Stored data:

···

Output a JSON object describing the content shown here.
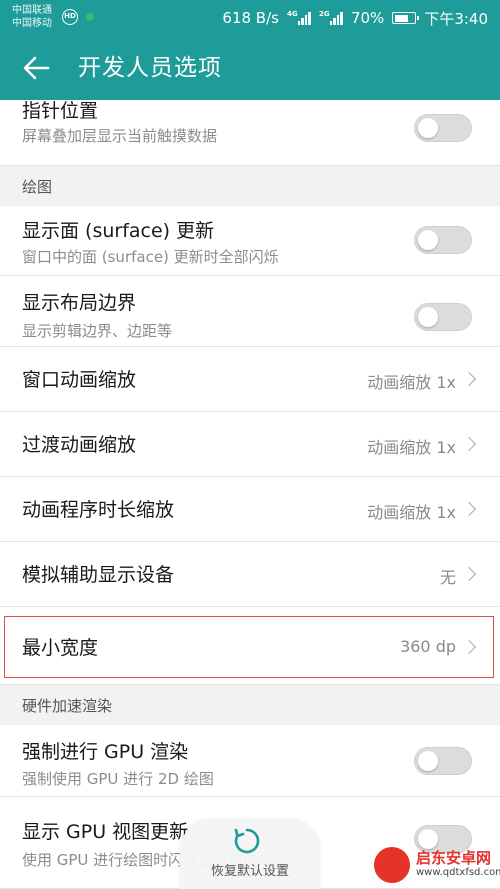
{
  "status_bar": {
    "carrier_1": "中国联通",
    "carrier_2": "中国移动",
    "hd_badge": "HD",
    "net_speed": "618 B/s",
    "sig1_tag": "4G",
    "sig2_tag": "2G",
    "battery": "70%",
    "time": "下午3:40"
  },
  "app_bar": {
    "title": "开发人员选项",
    "back_icon": "arrow-left-icon"
  },
  "rows": {
    "pointer": {
      "title": "指针位置",
      "subtitle": "屏幕叠加层显示当前触摸数据",
      "toggle": "off"
    },
    "drawing_header": "绘图",
    "surface": {
      "title": "显示面 (surface) 更新",
      "subtitle": "窗口中的面 (surface) 更新时全部闪烁",
      "toggle": "off"
    },
    "layout": {
      "title": "显示布局边界",
      "subtitle": "显示剪辑边界、边距等",
      "toggle": "off"
    },
    "window_anim": {
      "title": "窗口动画缩放",
      "value": "动画缩放 1x"
    },
    "transition_anim": {
      "title": "过渡动画缩放",
      "value": "动画缩放 1x"
    },
    "animator_duration": {
      "title": "动画程序时长缩放",
      "value": "动画缩放 1x"
    },
    "simulate_display": {
      "title": "模拟辅助显示设备",
      "value": "无"
    },
    "min_width": {
      "title": "最小宽度",
      "value": "360 dp"
    },
    "hw_header": "硬件加速渲染",
    "force_gpu": {
      "title": "强制进行 GPU 渲染",
      "subtitle": "强制使用 GPU 进行 2D 绘图",
      "toggle": "off"
    },
    "gpu_view": {
      "title": "显示 GPU 视图更新",
      "subtitle": "使用 GPU 进行绘图时闪烁显示窗口中的视图",
      "toggle": "off"
    }
  },
  "fab": {
    "label": "恢复默认设置",
    "icon": "refresh-icon"
  },
  "watermark": {
    "name": "启东安卓网",
    "url": "www.qdtxfsd.com"
  },
  "colors": {
    "accent": "#1d9c9a",
    "highlight": "#e14a4a",
    "toggle_off": "#dcdcdc"
  }
}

···

→ **WORK INSTRUCTIONS**: Which lines in the data above contain "subtitle"? Show each one.

→ **SOLUTION FOR THIS TASK**:
      "subtitle": "屏幕叠加层显示当前触摸数据",
      "subtitle": "窗口中的面 (surface) 更新时全部闪烁",
      "subtitle": "显示剪辑边界、边距等",
      "subtitle": "强制使用 GPU 进行 2D 绘图",
      "subtitle": "使用 GPU 进行绘图时闪烁显示窗口中的视图",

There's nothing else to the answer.